# PROVIDED INFORMATION start

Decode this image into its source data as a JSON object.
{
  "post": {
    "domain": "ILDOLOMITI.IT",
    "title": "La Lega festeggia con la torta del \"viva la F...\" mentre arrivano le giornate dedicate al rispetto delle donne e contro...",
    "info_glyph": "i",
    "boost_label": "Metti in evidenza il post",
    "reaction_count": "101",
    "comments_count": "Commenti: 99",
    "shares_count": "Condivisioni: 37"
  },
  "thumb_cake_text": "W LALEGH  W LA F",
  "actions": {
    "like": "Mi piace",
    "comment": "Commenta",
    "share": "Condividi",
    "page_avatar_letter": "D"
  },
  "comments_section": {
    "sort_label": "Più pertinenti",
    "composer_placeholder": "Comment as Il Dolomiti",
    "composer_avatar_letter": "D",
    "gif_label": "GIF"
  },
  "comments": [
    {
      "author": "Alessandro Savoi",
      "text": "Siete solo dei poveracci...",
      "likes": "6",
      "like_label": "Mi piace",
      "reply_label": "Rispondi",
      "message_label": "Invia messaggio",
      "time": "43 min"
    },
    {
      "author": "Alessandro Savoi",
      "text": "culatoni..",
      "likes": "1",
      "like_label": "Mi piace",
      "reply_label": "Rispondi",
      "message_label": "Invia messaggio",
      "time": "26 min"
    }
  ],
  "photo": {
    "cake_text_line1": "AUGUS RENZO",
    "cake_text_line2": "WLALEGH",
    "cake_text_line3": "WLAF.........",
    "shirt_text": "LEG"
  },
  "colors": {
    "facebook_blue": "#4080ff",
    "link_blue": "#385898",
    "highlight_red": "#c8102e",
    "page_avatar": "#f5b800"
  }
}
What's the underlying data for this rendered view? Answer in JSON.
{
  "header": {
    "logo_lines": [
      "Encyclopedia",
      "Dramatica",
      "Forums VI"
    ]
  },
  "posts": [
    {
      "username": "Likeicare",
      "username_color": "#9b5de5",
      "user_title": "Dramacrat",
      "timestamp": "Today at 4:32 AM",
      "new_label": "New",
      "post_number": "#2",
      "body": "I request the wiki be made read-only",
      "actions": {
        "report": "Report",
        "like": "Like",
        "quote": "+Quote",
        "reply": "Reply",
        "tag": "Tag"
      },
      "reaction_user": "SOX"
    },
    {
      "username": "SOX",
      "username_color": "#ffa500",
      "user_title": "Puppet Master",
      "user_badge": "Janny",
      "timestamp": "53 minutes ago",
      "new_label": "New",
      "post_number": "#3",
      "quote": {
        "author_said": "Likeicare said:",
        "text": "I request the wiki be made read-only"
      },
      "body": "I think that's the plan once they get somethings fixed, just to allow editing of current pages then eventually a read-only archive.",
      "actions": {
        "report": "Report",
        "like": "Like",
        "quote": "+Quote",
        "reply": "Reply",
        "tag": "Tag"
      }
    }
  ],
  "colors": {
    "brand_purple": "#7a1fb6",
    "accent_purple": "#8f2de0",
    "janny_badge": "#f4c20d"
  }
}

# PROVIDED INFORMATION end

DIRECTIONS FOR THIS TASK:
Using the material above, report each line where "JSON" occurs.

RESPONSE BELOW:
Decode this image into its source data as a JSON object.
What's the underlying data for this rendered view? Answer in JSON.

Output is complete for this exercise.